> Tasks to carry out:
a) Repeat word for word the part of the article on Maxon drives from "In the highly" to "of airliner seats.".
b) In the article on Maxon drives, how low are the temperatures at which Maxon motors on the NASA Mars rovers work?

> Quoted passage:

With a reputation for reliability, the Maxon range of high-precision drives and systems is fast becoming as familiar in aerospace development as it is in so many other endeavours where component failure is simply not an option. Artificial hearts, race car engines, satellite navigation equipment, surgical tools, subsea welding machines and numerous other applications all benefit from Maxon's technology.
In the highly competitive world of commercial airlines it is essential that passenger comfort features can be counted upon to operate reliably at all times. Success depends heavily on providing passengers with a pleasant, comfortable flying experience - every time. Motorised features such as a TV screen that descends from the ceiling, and blinds that can be raised and lowered effortlessly, all add to that experience. So, too, does efficient and reliable valve control for the toilets, and the motorised adjustment mechanism in a growing number of airliner seats.
One recent issue of concern to airline designers has been that cabin air can be contaminated by oil that has seeped past the engine seals. A new solution to this problem is to draw air through inlets on the wings, separate from the engines. The control valves for that system are operated by motors that need to be dependable even at temperatures as low as -50degC. For Maxon, whose motors on the NASA Mars rovers work at temperatures as low as -120degC, that is not a problem.
While reliability is top of the designers' list of priorities, low noise and low weight are two other important considerations. Smooth, quiet motor performance is all part of ensuring comfort, while lightweight design in all systems contributes to fuel economy. And when it comes to systems involved in actually flying the aircraft - the autopilot equipment, for example - high precision is essential. Needless to say, Maxon drives and systems meet all of those demands.
Maxon Motor is introducing a completely new development in the design of planetary gearheads, which will go on display for the first time ever at this year's Farnborough Airshow (14-20 July 2008). It is said to be incredibly quiet in operation.
On stand E12, Hall 4 Maxon will also exhibit a representative sample from its massive current range of 147,000 dependable precision motors, gearheads, encoders, controllers and other components. Visitors can also request free copies of the latest Maxon catalogue. Designed not just as a sales catalogue but as an essential reference work that should be on every engineer's shelf, each copy also contains a free CD-ROM that holds the same information plus the Maxon electronic selection program.

(Extracted data entries)
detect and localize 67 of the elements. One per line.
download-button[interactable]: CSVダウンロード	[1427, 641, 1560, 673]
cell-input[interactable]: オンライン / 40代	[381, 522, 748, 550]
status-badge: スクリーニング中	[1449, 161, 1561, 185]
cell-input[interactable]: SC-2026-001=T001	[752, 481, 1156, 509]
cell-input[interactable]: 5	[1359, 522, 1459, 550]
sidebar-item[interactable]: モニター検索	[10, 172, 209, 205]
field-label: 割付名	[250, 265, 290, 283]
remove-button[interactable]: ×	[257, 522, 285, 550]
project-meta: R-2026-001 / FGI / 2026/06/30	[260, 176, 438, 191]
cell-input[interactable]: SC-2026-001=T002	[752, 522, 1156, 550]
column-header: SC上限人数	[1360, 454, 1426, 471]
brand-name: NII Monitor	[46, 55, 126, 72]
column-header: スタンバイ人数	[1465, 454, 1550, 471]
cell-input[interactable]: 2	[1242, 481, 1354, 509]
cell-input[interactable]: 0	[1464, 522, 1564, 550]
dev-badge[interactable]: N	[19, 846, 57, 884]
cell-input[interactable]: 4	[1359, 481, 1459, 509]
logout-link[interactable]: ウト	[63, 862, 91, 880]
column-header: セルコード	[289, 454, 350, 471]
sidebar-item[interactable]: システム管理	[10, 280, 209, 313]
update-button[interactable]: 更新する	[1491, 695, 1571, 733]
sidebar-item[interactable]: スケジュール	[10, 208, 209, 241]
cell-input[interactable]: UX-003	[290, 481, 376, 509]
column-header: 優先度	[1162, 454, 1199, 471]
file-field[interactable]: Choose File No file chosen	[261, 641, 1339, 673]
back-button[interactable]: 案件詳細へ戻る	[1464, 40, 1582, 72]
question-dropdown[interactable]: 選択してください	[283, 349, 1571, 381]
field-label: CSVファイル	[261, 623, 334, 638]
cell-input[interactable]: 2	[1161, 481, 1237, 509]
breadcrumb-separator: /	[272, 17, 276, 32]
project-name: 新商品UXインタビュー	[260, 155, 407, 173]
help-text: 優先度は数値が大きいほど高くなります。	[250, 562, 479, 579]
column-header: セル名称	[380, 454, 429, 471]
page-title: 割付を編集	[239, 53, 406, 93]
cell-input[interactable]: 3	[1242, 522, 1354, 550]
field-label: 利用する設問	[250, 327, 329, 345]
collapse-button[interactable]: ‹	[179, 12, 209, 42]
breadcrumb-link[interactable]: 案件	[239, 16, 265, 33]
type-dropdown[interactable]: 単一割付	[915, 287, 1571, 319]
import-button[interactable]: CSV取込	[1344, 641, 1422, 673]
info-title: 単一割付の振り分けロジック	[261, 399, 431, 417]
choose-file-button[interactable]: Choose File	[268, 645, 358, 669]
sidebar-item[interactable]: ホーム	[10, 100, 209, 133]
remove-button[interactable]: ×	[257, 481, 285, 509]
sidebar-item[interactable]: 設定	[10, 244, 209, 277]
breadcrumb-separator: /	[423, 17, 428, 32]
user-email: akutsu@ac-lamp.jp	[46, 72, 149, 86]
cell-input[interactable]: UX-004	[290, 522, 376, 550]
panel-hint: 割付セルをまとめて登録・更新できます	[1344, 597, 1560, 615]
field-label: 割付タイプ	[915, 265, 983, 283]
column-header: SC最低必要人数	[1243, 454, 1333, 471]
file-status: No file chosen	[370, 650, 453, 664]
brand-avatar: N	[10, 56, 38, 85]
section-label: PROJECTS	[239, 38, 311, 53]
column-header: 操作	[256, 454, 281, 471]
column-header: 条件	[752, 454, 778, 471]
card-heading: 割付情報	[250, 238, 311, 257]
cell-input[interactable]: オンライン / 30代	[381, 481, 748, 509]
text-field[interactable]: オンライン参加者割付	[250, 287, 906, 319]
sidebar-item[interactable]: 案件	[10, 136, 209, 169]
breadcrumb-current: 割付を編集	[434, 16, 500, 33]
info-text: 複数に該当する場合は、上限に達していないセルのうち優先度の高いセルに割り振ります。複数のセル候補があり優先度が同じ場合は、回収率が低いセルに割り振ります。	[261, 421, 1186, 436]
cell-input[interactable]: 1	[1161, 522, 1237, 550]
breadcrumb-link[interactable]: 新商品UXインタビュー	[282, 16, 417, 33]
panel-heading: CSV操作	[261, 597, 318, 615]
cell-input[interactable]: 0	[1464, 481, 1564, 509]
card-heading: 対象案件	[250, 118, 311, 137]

> Activity answers:
a)
In the highly competitive world of commercial airlines it is essential that passenger comfort features can be counted upon to operate reliably at all times. Success depends heavily on providing passengers with a pleasant, comfortable flying experience - every time. Motorised features such as a TV screen that descends from the ceiling, and blinds that can be raised and lowered effortlessly, all add to that experience. So, too, does efficient and reliable valve control for the toilets, and the motorised adjustment mechanism in a growing number of airliner seats.

b) As low as -120degC.